▶ [EXERCISE DATA]
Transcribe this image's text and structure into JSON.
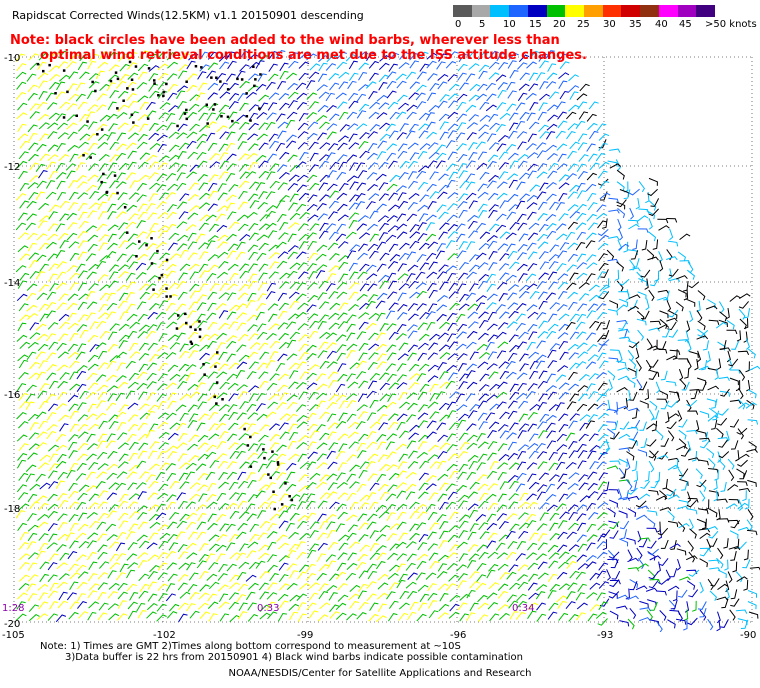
{
  "title": "Rapidscat Corrected Winds(12.5KM) v1.1 20150901 descending",
  "note": {
    "line1": "Note: black circles have been added to the wind barbs, wherever less than",
    "line2": "optimal wind retrieval conditions are met due to the ISS attitude changes."
  },
  "legend": {
    "unit": ">50 knots",
    "labels": [
      "0",
      "5",
      "10",
      "15",
      "20",
      "25",
      "30",
      "35",
      "40",
      "45"
    ],
    "colors": [
      "#5a5a5a",
      "#a8a8a8",
      "#00bfff",
      "#1e64ff",
      "#0000c0",
      "#00c000",
      "#ffff00",
      "#ffa000",
      "#ff3000",
      "#d00000",
      "#903010",
      "#ff00ff",
      "#a000c0",
      "#400080"
    ]
  },
  "axes": {
    "lat_labels": [
      "-10",
      "-12",
      "-14",
      "-16",
      "-18",
      "-20"
    ],
    "lon_labels": [
      "-105",
      "-102",
      "-99",
      "-96",
      "-93",
      "-90"
    ]
  },
  "pass_times": [
    "1:28",
    "0:33",
    "0:34"
  ],
  "footer": {
    "line1": "Note: 1) Times are GMT 2)Times along bottom correspond to measurement at ~10S",
    "line2": "3)Data buffer is 22 hrs from 20150901 4) Black wind barbs indicate possible contamination",
    "credit": "NOAA/NESDIS/Center for Satellite Applications and Research"
  }
}
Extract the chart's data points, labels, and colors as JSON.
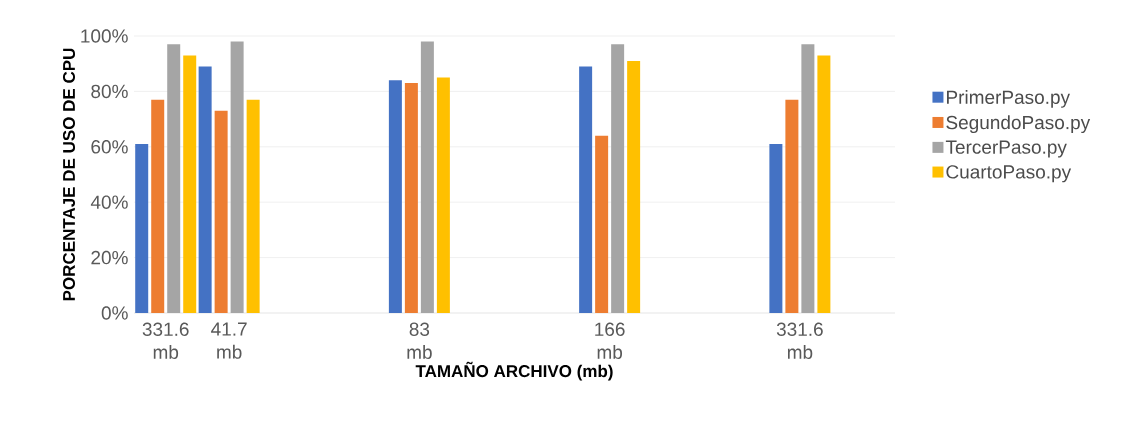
{
  "chart_data": {
    "type": "bar",
    "xlabel": "TAMAÑO ARCHIVO (mb)",
    "ylabel": "PORCENTAJE DE USO DE CPU",
    "categories": [
      "331.6 mb",
      "41.7 mb",
      null,
      null,
      "83 mb",
      null,
      null,
      "166 mb",
      null,
      null,
      "331.6 mb",
      null
    ],
    "series": [
      {
        "name": "PrimerPaso.py",
        "color": "#4472c4",
        "values": [
          61,
          89,
          null,
          null,
          84,
          null,
          null,
          89,
          null,
          null,
          61,
          null
        ]
      },
      {
        "name": "SegundoPaso.py",
        "color": "#ed7d31",
        "values": [
          77,
          73,
          null,
          null,
          83,
          null,
          null,
          64,
          null,
          null,
          77,
          null
        ]
      },
      {
        "name": "TercerPaso.py",
        "color": "#a5a5a5",
        "values": [
          97,
          98,
          null,
          null,
          98,
          null,
          null,
          97,
          null,
          null,
          97,
          null
        ]
      },
      {
        "name": "CuartoPaso.py",
        "color": "#ffc000",
        "values": [
          93,
          77,
          null,
          null,
          85,
          null,
          null,
          91,
          null,
          null,
          93,
          null
        ]
      }
    ],
    "ylim": [
      0,
      100
    ],
    "yticks": [
      {
        "value": 0,
        "label": "0%"
      },
      {
        "value": 20,
        "label": "20%"
      },
      {
        "value": 40,
        "label": "40%"
      },
      {
        "value": 60,
        "label": "60%"
      },
      {
        "value": 80,
        "label": "80%"
      },
      {
        "value": 100,
        "label": "100%"
      }
    ],
    "grid": "y",
    "legend": "right"
  }
}
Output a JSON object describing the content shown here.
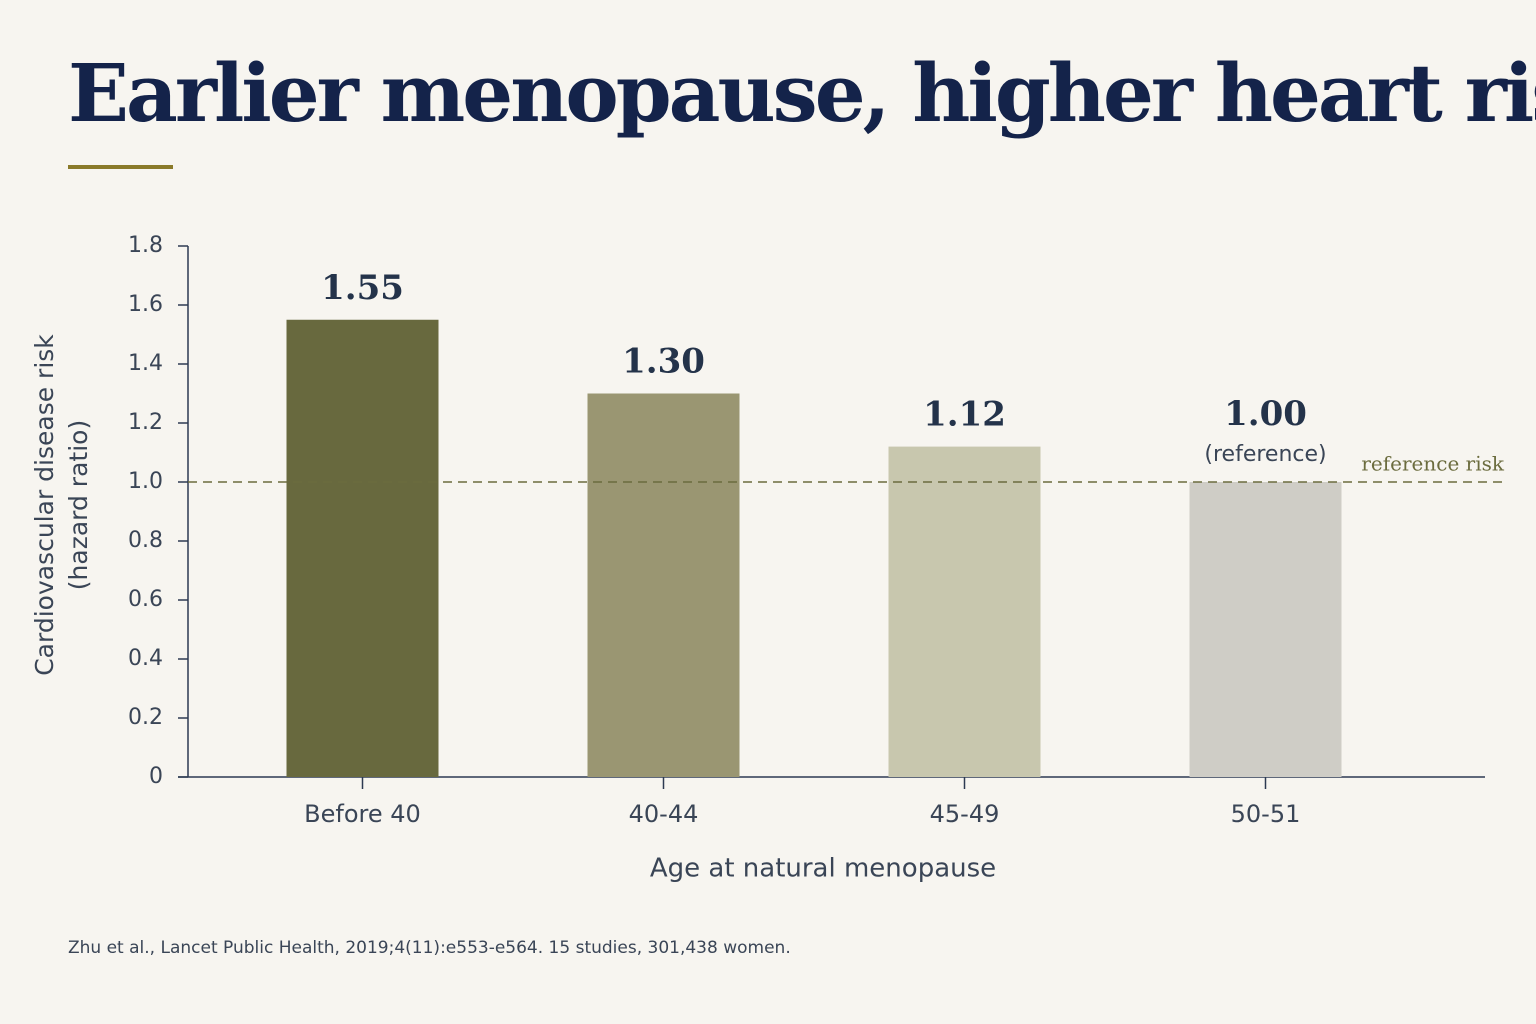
{
  "chart_data": {
    "type": "bar",
    "title": "Earlier menopause, higher heart risk",
    "categories": [
      "Before 40",
      "40-44",
      "45-49",
      "50-51"
    ],
    "values": [
      1.55,
      1.3,
      1.12,
      1
    ],
    "value_labels": [
      "1.55",
      "1.30",
      "1.12",
      "1.00"
    ],
    "value_notes": [
      null,
      null,
      null,
      "(reference)"
    ],
    "colors": [
      "#68693e",
      "#9a9672",
      "#c8c7ae",
      "#cfcdc6"
    ],
    "ylim": [
      0,
      1.8
    ],
    "yticks": [
      0,
      0.2,
      0.4,
      0.6,
      0.8,
      {
        "value": 1,
        "label": "1.0"
      },
      1.2,
      1.4,
      1.6,
      1.8
    ],
    "y_label": [
      "Cardiovascular disease risk",
      "(hazard ratio)"
    ],
    "x_label": "Age at natural menopause",
    "reference_line": {
      "value": 1,
      "label": "reference risk",
      "color": "#6b6c3e"
    },
    "grid": false,
    "source": "Zhu et al., Lancet Public Health, 2019;4(11):e553-e564. 15 studies, 301,438 women."
  }
}
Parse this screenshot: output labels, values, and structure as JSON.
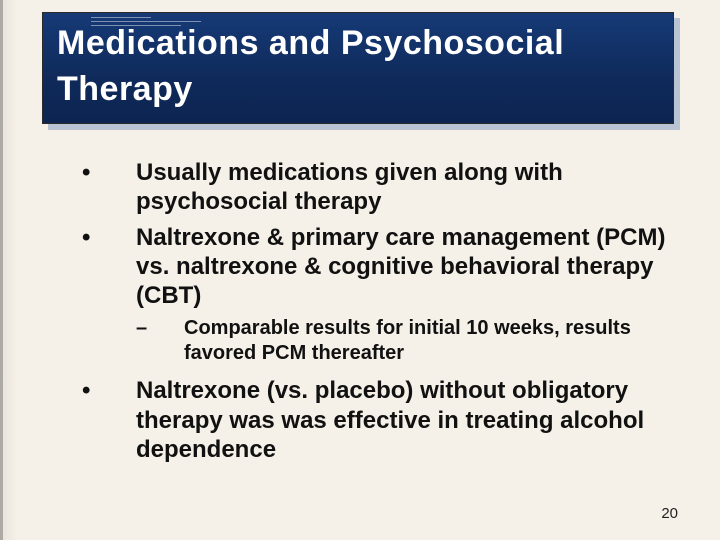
{
  "colors": {
    "background": "#f5f1e8",
    "title_bg_top": "#163a77",
    "title_bg_bottom": "#0c2451",
    "title_shadow": "#b8c4d4",
    "title_text": "#ffffff",
    "body_text": "#111111"
  },
  "typography": {
    "title_font": "Arial Black",
    "title_size_pt": 26,
    "body_font": "Arial",
    "body_size_pt": 18,
    "sub_size_pt": 15,
    "body_weight": "bold"
  },
  "title": "Medications and Psychosocial Therapy",
  "bullets": [
    {
      "text": "Usually medications given along with psychosocial therapy"
    },
    {
      "text": "Naltrexone & primary care management (PCM) vs. naltrexone & cognitive behavioral therapy (CBT)",
      "sub": [
        {
          "text": "Comparable results for initial 10 weeks, results favored PCM thereafter"
        }
      ]
    },
    {
      "text": "Naltrexone (vs. placebo) without obligatory therapy was was effective in treating alcohol dependence"
    }
  ],
  "page_number": "20"
}
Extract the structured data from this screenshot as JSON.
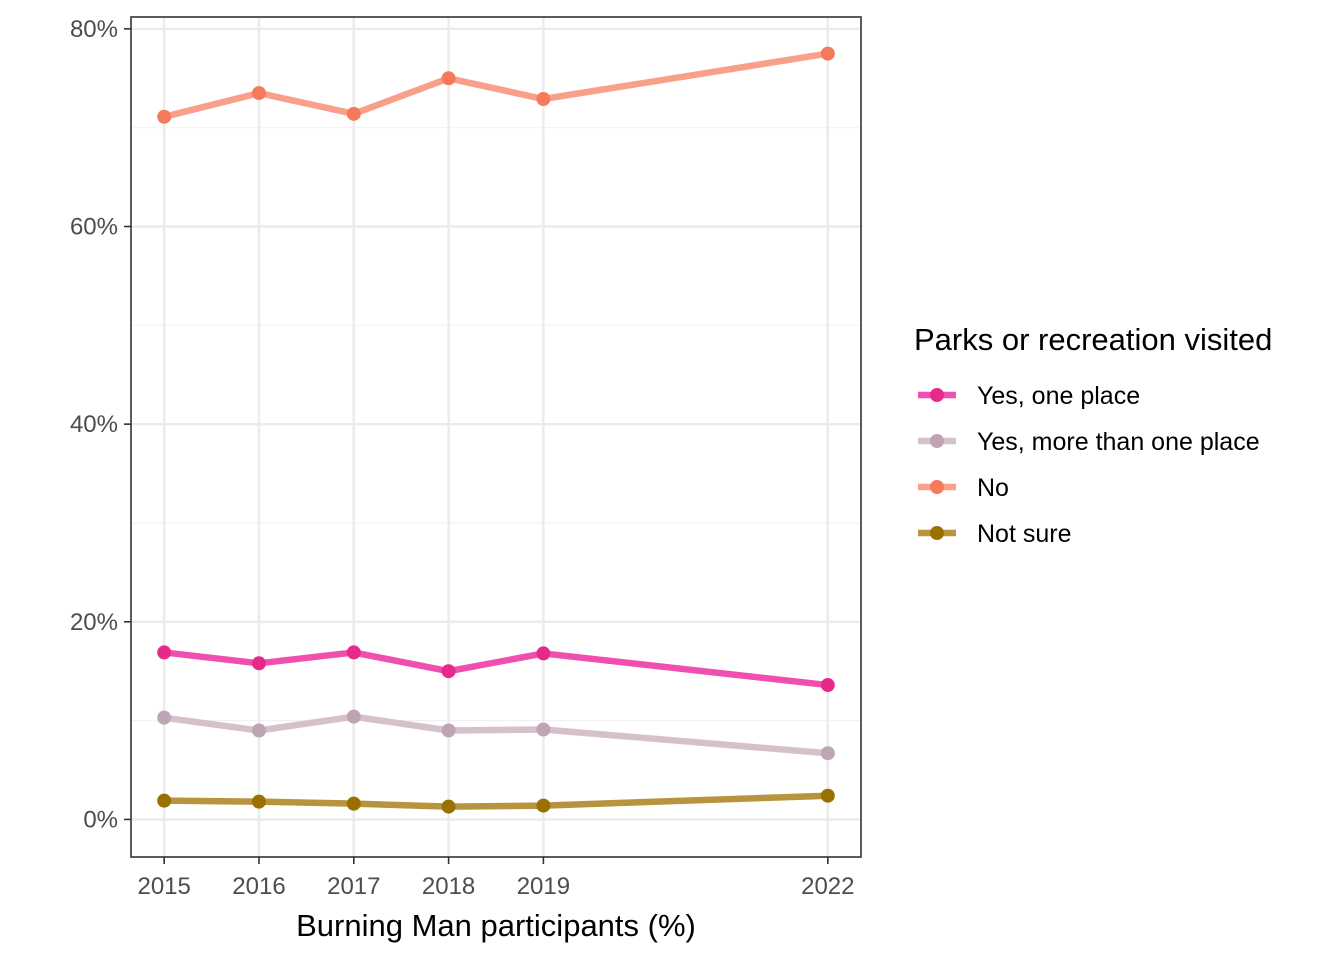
{
  "chart_data": {
    "type": "line",
    "title": "",
    "xlabel": "Burning Man participants (%)",
    "ylabel": "",
    "x": [
      2015,
      2016,
      2017,
      2018,
      2019,
      2022
    ],
    "x_tick_labels": [
      "2015",
      "2016",
      "2017",
      "2018",
      "2019",
      "2022"
    ],
    "xlim": [
      2014.65,
      2022.35
    ],
    "ylim": [
      -0.038,
      0.812
    ],
    "y_ticks": [
      0,
      0.2,
      0.4,
      0.6,
      0.8
    ],
    "y_tick_labels": [
      "0%",
      "20%",
      "40%",
      "60%",
      "80%"
    ],
    "grid": true,
    "legend_title": "Parks or recreation visited",
    "legend_position": "right",
    "series": [
      {
        "name": "Yes, one place",
        "color": "#e7298a",
        "line_color": "#ef4fae",
        "values": [
          0.169,
          0.158,
          0.169,
          0.15,
          0.168,
          0.136
        ]
      },
      {
        "name": "Yes, more than one place",
        "color": "#bfa5b4",
        "line_color": "#d5c1cb",
        "values": [
          0.103,
          0.09,
          0.104,
          0.09,
          0.091,
          0.067
        ]
      },
      {
        "name": "No",
        "color": "#f5795b",
        "line_color": "#f9a08b",
        "values": [
          0.711,
          0.735,
          0.714,
          0.75,
          0.729,
          0.775
        ]
      },
      {
        "name": "Not sure",
        "color": "#9c7000",
        "line_color": "#b8943f",
        "values": [
          0.019,
          0.018,
          0.016,
          0.013,
          0.014,
          0.024
        ]
      }
    ]
  }
}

▶ [GIVEN PROBLEM] Quote every record above exactly, omitting any pictures they contain.

▶ [SOLUTION FOR THIS TASK]
Transcribe this image's text and structure into JSON.
{
  "title": "Rapidscat Corrected Winds(12.5KM) v1.1 20150901 descending",
  "note": {
    "line1": "Note: black circles have been added to the wind barbs, wherever less than",
    "line2": "optimal wind retrieval conditions are met due to the ISS attitude changes."
  },
  "legend": {
    "unit": ">50 knots",
    "labels": [
      "0",
      "5",
      "10",
      "15",
      "20",
      "25",
      "30",
      "35",
      "40",
      "45"
    ],
    "colors": [
      "#5a5a5a",
      "#a8a8a8",
      "#00bfff",
      "#1e64ff",
      "#0000c0",
      "#00c000",
      "#ffff00",
      "#ffa000",
      "#ff3000",
      "#d00000",
      "#903010",
      "#ff00ff",
      "#a000c0",
      "#400080"
    ]
  },
  "axes": {
    "lat_labels": [
      "-10",
      "-12",
      "-14",
      "-16",
      "-18",
      "-20"
    ],
    "lon_labels": [
      "-105",
      "-102",
      "-99",
      "-96",
      "-93",
      "-90"
    ]
  },
  "pass_times": [
    "1:28",
    "0:33",
    "0:34"
  ],
  "footer": {
    "line1": "Note: 1) Times are GMT 2)Times along bottom correspond to measurement at ~10S",
    "line2": "3)Data buffer is 22 hrs from 20150901 4) Black wind barbs indicate possible contamination",
    "credit": "NOAA/NESDIS/Center for Satellite Applications and Research"
  }
}
Extract the chart's data points, labels, and colors as JSON.
{
  "chart_data": {
    "type": "bar",
    "xlabel": "TAMAÑO ARCHIVO (mb)",
    "ylabel": "PORCENTAJE DE USO DE CPU",
    "categories": [
      "331.6 mb",
      "41.7 mb",
      null,
      null,
      "83 mb",
      null,
      null,
      "166 mb",
      null,
      null,
      "331.6 mb",
      null
    ],
    "series": [
      {
        "name": "PrimerPaso.py",
        "color": "#4472c4",
        "values": [
          61,
          89,
          null,
          null,
          84,
          null,
          null,
          89,
          null,
          null,
          61,
          null
        ]
      },
      {
        "name": "SegundoPaso.py",
        "color": "#ed7d31",
        "values": [
          77,
          73,
          null,
          null,
          83,
          null,
          null,
          64,
          null,
          null,
          77,
          null
        ]
      },
      {
        "name": "TercerPaso.py",
        "color": "#a5a5a5",
        "values": [
          97,
          98,
          null,
          null,
          98,
          null,
          null,
          97,
          null,
          null,
          97,
          null
        ]
      },
      {
        "name": "CuartoPaso.py",
        "color": "#ffc000",
        "values": [
          93,
          77,
          null,
          null,
          85,
          null,
          null,
          91,
          null,
          null,
          93,
          null
        ]
      }
    ],
    "ylim": [
      0,
      100
    ],
    "yticks": [
      {
        "value": 0,
        "label": "0%"
      },
      {
        "value": 20,
        "label": "20%"
      },
      {
        "value": 40,
        "label": "40%"
      },
      {
        "value": 60,
        "label": "60%"
      },
      {
        "value": 80,
        "label": "80%"
      },
      {
        "value": 100,
        "label": "100%"
      }
    ],
    "grid": "y",
    "legend": "right"
  }
}
Output a JSON object describing the content shown here.
{
  "chart_data": {
    "type": "bar",
    "title": "Earlier menopause, higher heart risk",
    "categories": [
      "Before 40",
      "40-44",
      "45-49",
      "50-51"
    ],
    "values": [
      1.55,
      1.3,
      1.12,
      1
    ],
    "value_labels": [
      "1.55",
      "1.30",
      "1.12",
      "1.00"
    ],
    "value_notes": [
      null,
      null,
      null,
      "(reference)"
    ],
    "colors": [
      "#68693e",
      "#9a9672",
      "#c8c7ae",
      "#cfcdc6"
    ],
    "ylim": [
      0,
      1.8
    ],
    "yticks": [
      0,
      0.2,
      0.4,
      0.6,
      0.8,
      {
        "value": 1,
        "label": "1.0"
      },
      1.2,
      1.4,
      1.6,
      1.8
    ],
    "y_label": [
      "Cardiovascular disease risk",
      "(hazard ratio)"
    ],
    "x_label": "Age at natural menopause",
    "reference_line": {
      "value": 1,
      "label": "reference risk",
      "color": "#6b6c3e"
    },
    "grid": false,
    "source": "Zhu et al., Lancet Public Health, 2019;4(11):e553-e564. 15 studies, 301,438 women."
  }
}
Parse this screenshot: output labels, values, and structure as JSON.
{
  "colors": {
    "background": "#f5f1e8",
    "title_bg_top": "#163a77",
    "title_bg_bottom": "#0c2451",
    "title_shadow": "#b8c4d4",
    "title_text": "#ffffff",
    "body_text": "#111111"
  },
  "typography": {
    "title_font": "Arial Black",
    "title_size_pt": 26,
    "body_font": "Arial",
    "body_size_pt": 18,
    "sub_size_pt": 15,
    "body_weight": "bold"
  },
  "title": "Medications and Psychosocial Therapy",
  "bullets": [
    {
      "text": "Usually medications given along with psychosocial therapy"
    },
    {
      "text": "Naltrexone & primary care management (PCM) vs. naltrexone & cognitive behavioral therapy (CBT)",
      "sub": [
        {
          "text": "Comparable results for initial 10 weeks, results favored PCM thereafter"
        }
      ]
    },
    {
      "text": "Naltrexone (vs. placebo) without obligatory therapy was was effective in treating alcohol dependence"
    }
  ],
  "page_number": "20"
}
Extract the structured data from this screenshot as JSON.
{
  "chart_data": {
    "type": "line",
    "title": "",
    "xlabel": "Burning Man participants (%)",
    "ylabel": "",
    "x": [
      2015,
      2016,
      2017,
      2018,
      2019,
      2022
    ],
    "x_tick_labels": [
      "2015",
      "2016",
      "2017",
      "2018",
      "2019",
      "2022"
    ],
    "xlim": [
      2014.65,
      2022.35
    ],
    "ylim": [
      -0.038,
      0.812
    ],
    "y_ticks": [
      0,
      0.2,
      0.4,
      0.6,
      0.8
    ],
    "y_tick_labels": [
      "0%",
      "20%",
      "40%",
      "60%",
      "80%"
    ],
    "grid": true,
    "legend_title": "Parks or recreation visited",
    "legend_position": "right",
    "series": [
      {
        "name": "Yes, one place",
        "color": "#e7298a",
        "line_color": "#ef4fae",
        "values": [
          0.169,
          0.158,
          0.169,
          0.15,
          0.168,
          0.136
        ]
      },
      {
        "name": "Yes, more than one place",
        "color": "#bfa5b4",
        "line_color": "#d5c1cb",
        "values": [
          0.103,
          0.09,
          0.104,
          0.09,
          0.091,
          0.067
        ]
      },
      {
        "name": "No",
        "color": "#f5795b",
        "line_color": "#f9a08b",
        "values": [
          0.711,
          0.735,
          0.714,
          0.75,
          0.729,
          0.775
        ]
      },
      {
        "name": "Not sure",
        "color": "#9c7000",
        "line_color": "#b8943f",
        "values": [
          0.019,
          0.018,
          0.016,
          0.013,
          0.014,
          0.024
        ]
      }
    ]
  }
}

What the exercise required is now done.